-- BEGIN --
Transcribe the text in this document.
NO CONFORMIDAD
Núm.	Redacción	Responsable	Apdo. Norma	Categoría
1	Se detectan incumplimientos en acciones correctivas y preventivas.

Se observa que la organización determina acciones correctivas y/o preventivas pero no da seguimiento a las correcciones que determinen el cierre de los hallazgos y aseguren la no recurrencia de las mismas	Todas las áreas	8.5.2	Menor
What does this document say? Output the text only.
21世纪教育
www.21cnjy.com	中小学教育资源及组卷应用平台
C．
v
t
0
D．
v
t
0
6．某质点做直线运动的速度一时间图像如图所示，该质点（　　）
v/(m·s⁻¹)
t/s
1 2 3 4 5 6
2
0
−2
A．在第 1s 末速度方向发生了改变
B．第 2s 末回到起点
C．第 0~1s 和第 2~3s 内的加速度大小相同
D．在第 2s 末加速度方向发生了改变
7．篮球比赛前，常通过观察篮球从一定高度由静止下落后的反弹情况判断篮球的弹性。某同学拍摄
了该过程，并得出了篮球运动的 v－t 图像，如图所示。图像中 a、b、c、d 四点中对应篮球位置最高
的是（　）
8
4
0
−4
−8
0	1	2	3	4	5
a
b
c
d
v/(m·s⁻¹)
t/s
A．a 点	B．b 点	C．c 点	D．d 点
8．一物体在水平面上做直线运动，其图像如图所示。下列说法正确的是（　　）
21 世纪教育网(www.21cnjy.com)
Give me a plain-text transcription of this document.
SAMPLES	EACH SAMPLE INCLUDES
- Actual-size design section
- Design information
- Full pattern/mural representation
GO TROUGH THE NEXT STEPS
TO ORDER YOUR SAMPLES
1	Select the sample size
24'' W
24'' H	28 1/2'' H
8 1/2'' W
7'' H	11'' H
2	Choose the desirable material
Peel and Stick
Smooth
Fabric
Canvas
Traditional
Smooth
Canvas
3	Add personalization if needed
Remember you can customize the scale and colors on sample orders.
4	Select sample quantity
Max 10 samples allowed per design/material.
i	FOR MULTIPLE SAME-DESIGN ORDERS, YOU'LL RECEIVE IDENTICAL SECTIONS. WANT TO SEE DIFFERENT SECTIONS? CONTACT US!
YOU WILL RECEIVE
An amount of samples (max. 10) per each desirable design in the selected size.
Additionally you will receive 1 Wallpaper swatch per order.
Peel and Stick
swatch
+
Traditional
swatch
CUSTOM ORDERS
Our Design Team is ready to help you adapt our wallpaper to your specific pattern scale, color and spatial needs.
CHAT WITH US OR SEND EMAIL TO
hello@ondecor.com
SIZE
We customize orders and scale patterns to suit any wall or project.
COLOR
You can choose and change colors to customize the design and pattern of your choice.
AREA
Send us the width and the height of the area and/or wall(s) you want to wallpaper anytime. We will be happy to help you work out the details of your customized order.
-- END --
**WRITTEN INSTRUCTION**
Reproduce each record exactly as it appears.

**FINISHED EXERCISE**
Transcribe the text in this document.
NO CONFORMIDAD
Núm.	Redacción	Responsable	Apdo. Norma	Categoría
1	Se detectan incumplimientos en acciones correctivas y preventivas.

Se observa que la organización determina acciones correctivas y/o preventivas pero no da seguimiento a las correcciones que determinen el cierre de los hallazgos y aseguren la no recurrencia de las mismas	Todas las áreas	8.5.2	Menor
What does this document say? Output the text only.
21世纪教育
www.21cnjy.com	中小学教育资源及组卷应用平台
C．
v
t
0
D．
v
t
0
6．某质点做直线运动的速度一时间图像如图所示，该质点（　　）
v/(m·s⁻¹)
t/s
1 2 3 4 5 6
2
0
−2
A．在第 1s 末速度方向发生了改变
B．第 2s 末回到起点
C．第 0~1s 和第 2~3s 内的加速度大小相同
D．在第 2s 末加速度方向发生了改变
7．篮球比赛前，常通过观察篮球从一定高度由静止下落后的反弹情况判断篮球的弹性。某同学拍摄
了该过程，并得出了篮球运动的 v－t 图像，如图所示。图像中 a、b、c、d 四点中对应篮球位置最高
的是（　）
8
4
0
−4
−8
0	1	2	3	4	5
a
b
c
d
v/(m·s⁻¹)
t/s
A．a 点	B．b 点	C．c 点	D．d 点
8．一物体在水平面上做直线运动，其图像如图所示。下列说法正确的是（　　）
21 世纪教育网(www.21cnjy.com)
Give me a plain-text transcription of this document.
SAMPLES	EACH SAMPLE INCLUDES
- Actual-size design section
- Design information
- Full pattern/mural representation
GO TROUGH THE NEXT STEPS
TO ORDER YOUR SAMPLES
1	Select the sample size
24'' W
24'' H	28 1/2'' H
8 1/2'' W
7'' H	11'' H
2	Choose the desirable material
Peel and Stick
Smooth
Fabric
Canvas
Traditional
Smooth
Canvas
3	Add personalization if needed
Remember you can customize the scale and colors on sample orders.
4	Select sample quantity
Max 10 samples allowed per design/material.
i	FOR MULTIPLE SAME-DESIGN ORDERS, YOU'LL RECEIVE IDENTICAL SECTIONS. WANT TO SEE DIFFERENT SECTIONS? CONTACT US!
YOU WILL RECEIVE
An amount of samples (max. 10) per each desirable design in the selected size.
Additionally you will receive 1 Wallpaper swatch per order.
Peel and Stick
swatch
+
Traditional
swatch
CUSTOM ORDERS
Our Design Team is ready to help you adapt our wallpaper to your specific pattern scale, color and spatial needs.
CHAT WITH US OR SEND EMAIL TO
hello@ondecor.com
SIZE
We customize orders and scale patterns to suit any wall or project.
COLOR
You can choose and change colors to customize the design and pattern of your choice.
AREA
Send us the width and the height of the area and/or wall(s) you want to wallpaper anytime. We will be happy to help you work out the details of your customized order.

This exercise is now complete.